DO THIS
Return all the entries exactly, keeping pictures out.
※
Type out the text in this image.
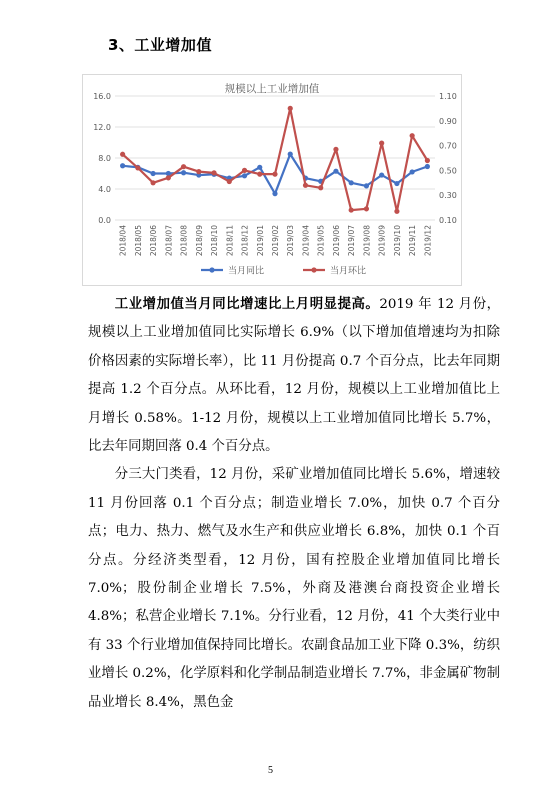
3、工业增加值
规模以上工业增加值
0.0
4.0
8.0
12.0
16.0
0.10
0.30
0.50
0.70
0.90
1.10
2018/04 2018/05 2018/06 2018/07 2018/08 2018/09 2018/10 2018/11 2018/12 2019/01 2019/02 2019/03 2019/04 2019/05 2019/06 2019/07 2019/08 2019/09 2019/10 2019/11 2019/12
当月同比	当月环比

工业增加值当月同比增速比上月明显提高。2019 年 12 月份，规模以上工业增加值同比实际增长 6.9%（以下增加值增速均为扣除价格因素的实际增长率），比 11 月份提高 0.7 个百分点，比去年同期提高 1.2 个百分点。从环比看，12 月份，规模以上工业增加值比上月增长 0.58%。1-12 月份，规模以上工业增加值同比增长 5.7%，比去年同期回落 0.4 个百分点。

分三大门类看，12 月份，采矿业增加值同比增长 5.6%，增速较 11 月份回落 0.1 个百分点；制造业增长 7.0%，加快 0.7 个百分点；电力、热力、燃气及水生产和供应业增长 6.8%，加快 0.1 个百分点。分经济类型看，12 月份，国有控股企业增加值同比增长 7.0%；股份制企业增长 7.5%，外商及港澳台商投资企业增长 4.8%；私营企业增长 7.1%。分行业看，12 月份，41 个大类行业中有 33 个行业增加值保持同比增长。农副食品加工业下降 0.3%，纺织业增长 0.2%，化学原料和化学制品制造业增长 7.7%，非金属矿物制品业增长 8.4%，黑色金

5
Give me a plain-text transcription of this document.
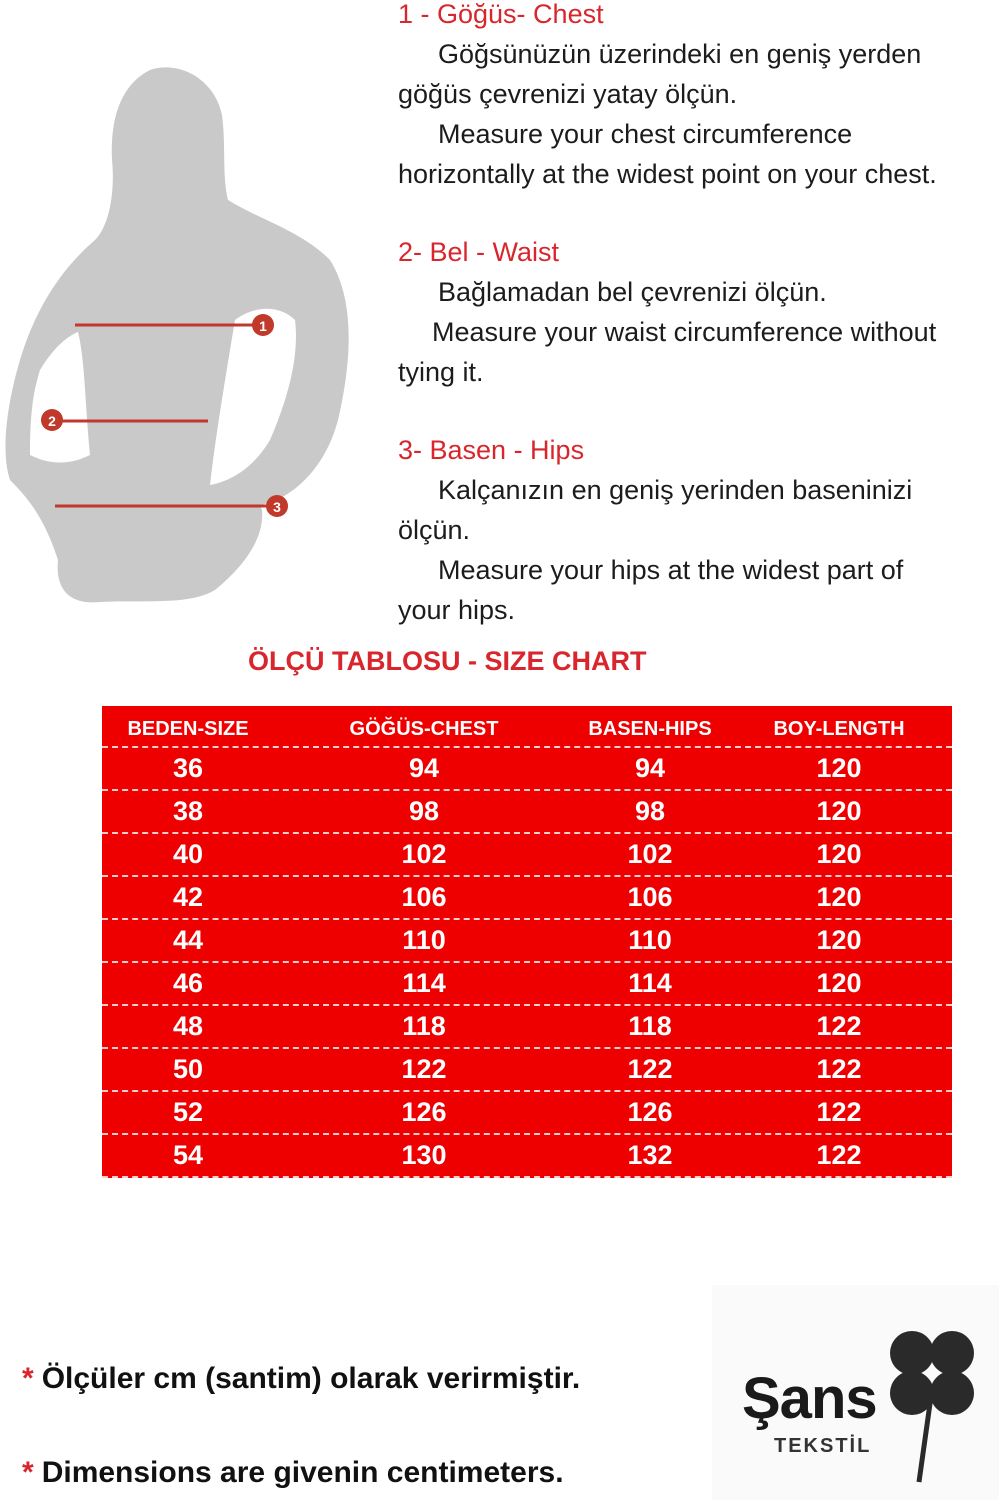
1
2
3

1 - Göğüs- Chest

Göğsünüzün üzerindeki en geniş yerden

göğüs çevrenizi yatay ölçün.

Measure your chest circumference

horizontally at the widest point on your chest.

2- Bel - Waist

Bağlamadan bel çevrenizi ölçün.

Measure your waist circumference without

tying it.

3- Basen - Hips

Kalçanızın en geniş yerinden baseninizi

ölçün.

Measure your hips at the widest part of

your hips.

ÖLÇÜ TABLOSU - SIZE CHART
BEDEN-SIZE	GÖĞÜS-CHEST	BASEN-HIPS	BOY-LENGTH
36	94	94	120
38	98	98	120
40	102	102	120
42	106	106	120
44	110	110	120
46	114	114	120
48	118	118	122
50	122	122	122
52	126	126	122
54	130	132	122
* Ölçüler cm (santim) olarak verirmiştir.
* Dimensions are givenin centimeters.
Şans
TEKSTİL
※
EXERCISE SOLUTION
Type out the text in this image.
3、工业增加值
规模以上工业增加值
0.0
4.0
8.0
12.0
16.0
0.10
0.30
0.50
0.70
0.90
1.10
2018/04 2018/05 2018/06 2018/07 2018/08 2018/09 2018/10 2018/11 2018/12 2019/01 2019/02 2019/03 2019/04 2019/05 2019/06 2019/07 2019/08 2019/09 2019/10 2019/11 2019/12
当月同比	当月环比

工业增加值当月同比增速比上月明显提高。2019 年 12 月份，规模以上工业增加值同比实际增长 6.9%（以下增加值增速均为扣除价格因素的实际增长率），比 11 月份提高 0.7 个百分点，比去年同期提高 1.2 个百分点。从环比看，12 月份，规模以上工业增加值比上月增长 0.58%。1-12 月份，规模以上工业增加值同比增长 5.7%，比去年同期回落 0.4 个百分点。

分三大门类看，12 月份，采矿业增加值同比增长 5.6%，增速较 11 月份回落 0.1 个百分点；制造业增长 7.0%，加快 0.7 个百分点；电力、热力、燃气及水生产和供应业增长 6.8%，加快 0.1 个百分点。分经济类型看，12 月份，国有控股企业增加值同比增长 7.0%；股份制企业增长 7.5%，外商及港澳台商投资企业增长 4.8%；私营企业增长 7.1%。分行业看，12 月份，41 个大类行业中有 33 个行业增加值保持同比增长。农副食品加工业下降 0.3%，纺织业增长 0.2%，化学原料和化学制品制造业增长 7.7%，非金属矿物制品业增长 8.4%，黑色金

5
Give me a plain-text transcription of this document.
1
2
3

1 - Göğüs- Chest

Göğsünüzün üzerindeki en geniş yerden

göğüs çevrenizi yatay ölçün.

Measure your chest circumference

horizontally at the widest point on your chest.

2- Bel - Waist

Bağlamadan bel çevrenizi ölçün.

Measure your waist circumference without

tying it.

3- Basen - Hips

Kalçanızın en geniş yerinden baseninizi

ölçün.

Measure your hips at the widest part of

your hips.

ÖLÇÜ TABLOSU - SIZE CHART
BEDEN-SIZE	GÖĞÜS-CHEST	BASEN-HIPS	BOY-LENGTH
36	94	94	120
38	98	98	120
40	102	102	120
42	106	106	120
44	110	110	120
46	114	114	120
48	118	118	122
50	122	122	122
52	126	126	122
54	130	132	122
* Ölçüler cm (santim) olarak verirmiştir.
* Dimensions are givenin centimeters.
Şans
TEKSTİL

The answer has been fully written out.